> WHAT YOU NEED TO DO
Gather up every line that includes the string "topped".

> PROVIDED DATA
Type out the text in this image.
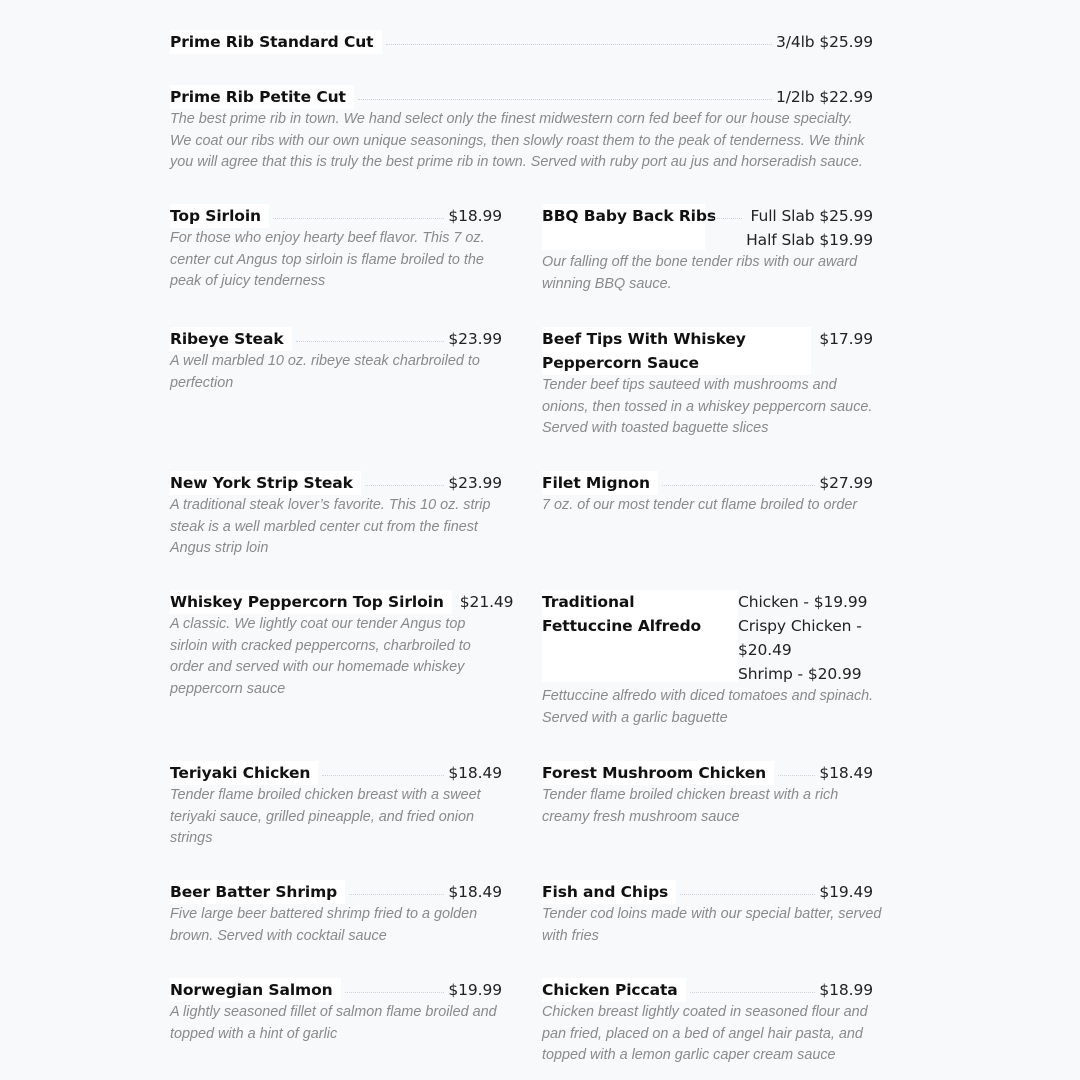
Prime Rib Standard Cut	3/4lb $25.99
Prime Rib Petite Cut	1/2lb $22.99
The best prime rib in town. We hand select only the finest midwestern corn fed beef for our house specialty. We coat our ribs with our own unique seasonings, then slowly roast them to the peak of tenderness. We think you will agree that this is truly the best prime rib in town. Served with ruby port au jus and horseradish sauce.
Top Sirloin	$18.99
For those who enjoy hearty beef flavor. This 7 oz. center cut Angus top sirloin is flame broiled to the peak of juicy tenderness
Ribeye Steak	$23.99
A well marbled 10 oz. ribeye steak charbroiled to perfection
New York Strip Steak	$23.99
A traditional steak lover’s favorite. This 10 oz. strip steak is a well marbled center cut from the finest Angus strip loin
Whiskey Peppercorn Top Sirloin	$21.49
A classic. We lightly coat our tender Angus top sirloin with cracked peppercorns, charbroiled to order and served with our homemade whiskey peppercorn sauce
Teriyaki Chicken	$18.49
Tender flame broiled chicken breast with a sweet teriyaki sauce, grilled pineapple, and fried onion strings
Beer Batter Shrimp	$18.49
Five large beer battered shrimp fried to a golden brown. Served with cocktail sauce
Norwegian Salmon	$19.99
A lightly seasoned fillet of salmon flame broiled and topped with a hint of garlic
BBQ Baby Back Ribs Full Slab $25.99
Half Slab $19.99
Our falling off the bone tender ribs with our award winning BBQ sauce.
Beef Tips With Whiskey Peppercorn Sauce
$17.99
Tender beef tips sauteed with mushrooms and onions, then tossed in a whiskey peppercorn sauce. Served with toasted baguette slices
Filet Mignon	$27.99
7 oz. of our most tender cut flame broiled to order
Traditional Fettuccine Alfredo
Chicken - $19.99
Crispy Chicken - $20.49
Shrimp - $20.99
Fettuccine alfredo with diced tomatoes and spinach. Served with a garlic baguette
Forest Mushroom Chicken	$18.49
Tender flame broiled chicken breast with a rich creamy fresh mushroom sauce
Fish and Chips	$19.49
Tender cod loins made with our special batter, served with fries
Chicken Piccata	$18.99
Chicken breast lightly coated in seasoned flour and pan fried, placed on a bed of angel hair pasta, and topped with a lemon garlic caper cream sauce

> ANSWER TO THIS EXERCISE
A lightly seasoned fillet of salmon flame broiled and topped with a hint of garlic
Chicken breast lightly coated in seasoned flour and pan fried, placed on a bed of angel hair pasta, and topped with a lemon garlic caper cream sauce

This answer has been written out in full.